Element and coordinate records

____________________

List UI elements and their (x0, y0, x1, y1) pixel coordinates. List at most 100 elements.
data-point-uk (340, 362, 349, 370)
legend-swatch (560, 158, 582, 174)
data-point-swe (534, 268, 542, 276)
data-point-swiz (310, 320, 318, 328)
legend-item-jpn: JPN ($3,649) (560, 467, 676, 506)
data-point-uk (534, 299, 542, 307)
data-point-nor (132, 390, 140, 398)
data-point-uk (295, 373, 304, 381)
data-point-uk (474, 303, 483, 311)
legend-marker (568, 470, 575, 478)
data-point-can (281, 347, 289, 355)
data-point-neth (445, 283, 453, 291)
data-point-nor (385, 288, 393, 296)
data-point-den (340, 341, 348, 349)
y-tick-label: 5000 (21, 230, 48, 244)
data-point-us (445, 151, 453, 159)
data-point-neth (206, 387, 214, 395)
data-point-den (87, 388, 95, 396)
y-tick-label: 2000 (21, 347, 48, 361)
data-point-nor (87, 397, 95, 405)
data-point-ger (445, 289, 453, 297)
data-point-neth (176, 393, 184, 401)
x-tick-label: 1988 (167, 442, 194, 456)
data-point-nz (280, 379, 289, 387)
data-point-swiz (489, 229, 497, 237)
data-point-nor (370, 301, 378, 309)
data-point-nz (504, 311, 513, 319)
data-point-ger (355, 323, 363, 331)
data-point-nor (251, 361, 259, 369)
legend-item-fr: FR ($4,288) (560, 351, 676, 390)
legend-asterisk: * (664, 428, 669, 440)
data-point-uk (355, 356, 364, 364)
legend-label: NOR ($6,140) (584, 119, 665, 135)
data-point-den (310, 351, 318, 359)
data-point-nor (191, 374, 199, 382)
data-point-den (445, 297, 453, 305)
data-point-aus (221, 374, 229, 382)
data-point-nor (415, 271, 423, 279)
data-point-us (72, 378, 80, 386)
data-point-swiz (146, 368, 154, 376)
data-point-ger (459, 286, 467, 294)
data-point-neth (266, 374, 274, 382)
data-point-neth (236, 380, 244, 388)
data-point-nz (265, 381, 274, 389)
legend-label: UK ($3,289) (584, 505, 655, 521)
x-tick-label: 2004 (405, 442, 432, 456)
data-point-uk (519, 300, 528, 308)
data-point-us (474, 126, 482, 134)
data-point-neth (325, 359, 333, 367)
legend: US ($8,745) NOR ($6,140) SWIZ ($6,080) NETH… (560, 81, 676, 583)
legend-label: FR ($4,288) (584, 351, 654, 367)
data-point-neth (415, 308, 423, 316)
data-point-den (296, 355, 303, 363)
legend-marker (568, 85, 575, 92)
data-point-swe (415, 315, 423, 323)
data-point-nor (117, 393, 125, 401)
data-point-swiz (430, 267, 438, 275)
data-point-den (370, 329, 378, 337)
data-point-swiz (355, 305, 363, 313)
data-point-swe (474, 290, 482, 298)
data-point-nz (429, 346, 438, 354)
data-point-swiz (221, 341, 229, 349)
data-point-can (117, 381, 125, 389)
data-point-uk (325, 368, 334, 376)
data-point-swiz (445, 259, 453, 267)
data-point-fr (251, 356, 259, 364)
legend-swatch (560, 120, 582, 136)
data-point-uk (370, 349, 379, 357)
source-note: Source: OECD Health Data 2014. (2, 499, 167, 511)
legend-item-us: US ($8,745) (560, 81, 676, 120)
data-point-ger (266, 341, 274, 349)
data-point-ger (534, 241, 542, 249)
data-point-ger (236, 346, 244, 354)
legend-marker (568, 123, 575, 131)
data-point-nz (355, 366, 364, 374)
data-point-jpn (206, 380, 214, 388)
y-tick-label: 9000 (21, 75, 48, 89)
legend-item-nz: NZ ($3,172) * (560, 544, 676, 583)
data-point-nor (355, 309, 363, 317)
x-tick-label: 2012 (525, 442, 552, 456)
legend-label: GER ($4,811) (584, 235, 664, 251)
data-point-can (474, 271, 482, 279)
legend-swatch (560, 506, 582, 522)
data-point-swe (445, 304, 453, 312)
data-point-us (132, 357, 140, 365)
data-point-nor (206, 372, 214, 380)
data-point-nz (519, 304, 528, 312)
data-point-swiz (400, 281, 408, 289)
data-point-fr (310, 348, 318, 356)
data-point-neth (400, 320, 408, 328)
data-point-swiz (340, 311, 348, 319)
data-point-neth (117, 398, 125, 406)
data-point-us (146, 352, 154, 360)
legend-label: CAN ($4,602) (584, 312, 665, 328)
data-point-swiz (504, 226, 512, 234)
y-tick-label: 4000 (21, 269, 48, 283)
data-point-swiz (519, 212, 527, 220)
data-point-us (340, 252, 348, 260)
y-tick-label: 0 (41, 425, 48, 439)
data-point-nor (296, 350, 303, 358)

____________________

» JOB
Reproduce the material above, swapping "legend-swatch" for "legend-color-box" wherever it occurs and keeping everything else identical.

» SOLUTION
List UI elements and their (x0, y0, x1, y1) pixel coordinates. List at most 100 elements.
data-point-uk (340, 362, 349, 370)
legend-color-box (560, 158, 582, 174)
data-point-swe (534, 268, 542, 276)
data-point-swiz (310, 320, 318, 328)
legend-item-jpn: JPN ($3,649) (560, 467, 676, 506)
data-point-uk (534, 299, 542, 307)
data-point-nor (132, 390, 140, 398)
data-point-uk (295, 373, 304, 381)
data-point-uk (474, 303, 483, 311)
legend-marker (568, 470, 575, 478)
data-point-can (281, 347, 289, 355)
data-point-neth (445, 283, 453, 291)
data-point-nor (385, 288, 393, 296)
data-point-den (340, 341, 348, 349)
y-tick-label: 5000 (21, 230, 48, 244)
data-point-us (445, 151, 453, 159)
data-point-neth (206, 387, 214, 395)
data-point-den (87, 388, 95, 396)
y-tick-label: 2000 (21, 347, 48, 361)
data-point-nor (87, 397, 95, 405)
data-point-ger (445, 289, 453, 297)
data-point-neth (176, 393, 184, 401)
x-tick-label: 1988 (167, 442, 194, 456)
data-point-nz (280, 379, 289, 387)
data-point-swiz (489, 229, 497, 237)
data-point-nor (370, 301, 378, 309)
data-point-nz (504, 311, 513, 319)
data-point-ger (355, 323, 363, 331)
data-point-nor (251, 361, 259, 369)
legend-item-fr: FR ($4,288) (560, 351, 676, 390)
legend-asterisk: * (664, 428, 669, 440)
data-point-uk (355, 356, 364, 364)
legend-label: NOR ($6,140) (584, 119, 665, 135)
data-point-den (310, 351, 318, 359)
data-point-nor (191, 374, 199, 382)
data-point-den (445, 297, 453, 305)
data-point-aus (221, 374, 229, 382)
data-point-nor (415, 271, 423, 279)
data-point-us (72, 378, 80, 386)
data-point-swiz (146, 368, 154, 376)
data-point-ger (459, 286, 467, 294)
data-point-neth (266, 374, 274, 382)
data-point-neth (236, 380, 244, 388)
data-point-nz (265, 381, 274, 389)
legend-label: UK ($3,289) (584, 505, 655, 521)
x-tick-label: 2004 (405, 442, 432, 456)
data-point-uk (519, 300, 528, 308)
data-point-us (474, 126, 482, 134)
data-point-neth (325, 359, 333, 367)
legend: US ($8,745) NOR ($6,140) SWIZ ($6,080) NETH… (560, 81, 676, 583)
legend-label: FR ($4,288) (584, 351, 654, 367)
data-point-neth (415, 308, 423, 316)
data-point-den (296, 355, 303, 363)
legend-marker (568, 85, 575, 92)
data-point-swe (415, 315, 423, 323)
data-point-nor (117, 393, 125, 401)
data-point-swiz (430, 267, 438, 275)
data-point-den (370, 329, 378, 337)
data-point-swiz (355, 305, 363, 313)
data-point-swe (474, 290, 482, 298)
data-point-nz (429, 346, 438, 354)
data-point-swiz (221, 341, 229, 349)
data-point-can (117, 381, 125, 389)
data-point-uk (325, 368, 334, 376)
data-point-swiz (445, 259, 453, 267)
data-point-fr (251, 356, 259, 364)
legend-color-box (560, 120, 582, 136)
data-point-uk (370, 349, 379, 357)
source-note: Source: OECD Health Data 2014. (2, 499, 167, 511)
legend-item-us: US ($8,745) (560, 81, 676, 120)
data-point-ger (266, 341, 274, 349)
data-point-ger (534, 241, 542, 249)
data-point-ger (236, 346, 244, 354)
legend-marker (568, 123, 575, 131)
data-point-nz (355, 366, 364, 374)
data-point-jpn (206, 380, 214, 388)
y-tick-label: 9000 (21, 75, 48, 89)
legend-item-nz: NZ ($3,172) * (560, 544, 676, 583)
data-point-nor (355, 309, 363, 317)
x-tick-label: 2012 (525, 442, 552, 456)
legend-label: GER ($4,811) (584, 235, 664, 251)
data-point-can (474, 271, 482, 279)
legend-color-box (560, 506, 582, 522)
data-point-swe (445, 304, 453, 312)
data-point-us (132, 357, 140, 365)
data-point-nor (206, 372, 214, 380)
data-point-nz (519, 304, 528, 312)
data-point-swiz (400, 281, 408, 289)
data-point-fr (310, 348, 318, 356)
data-point-neth (400, 320, 408, 328)
data-point-swiz (340, 311, 348, 319)
data-point-neth (117, 398, 125, 406)
data-point-us (146, 352, 154, 360)
legend-label: CAN ($4,602) (584, 312, 665, 328)
data-point-swiz (504, 226, 512, 234)
y-tick-label: 4000 (21, 269, 48, 283)
data-point-swiz (519, 212, 527, 220)
data-point-us (340, 252, 348, 260)
y-tick-label: 0 (41, 425, 48, 439)
data-point-nor (296, 350, 303, 358)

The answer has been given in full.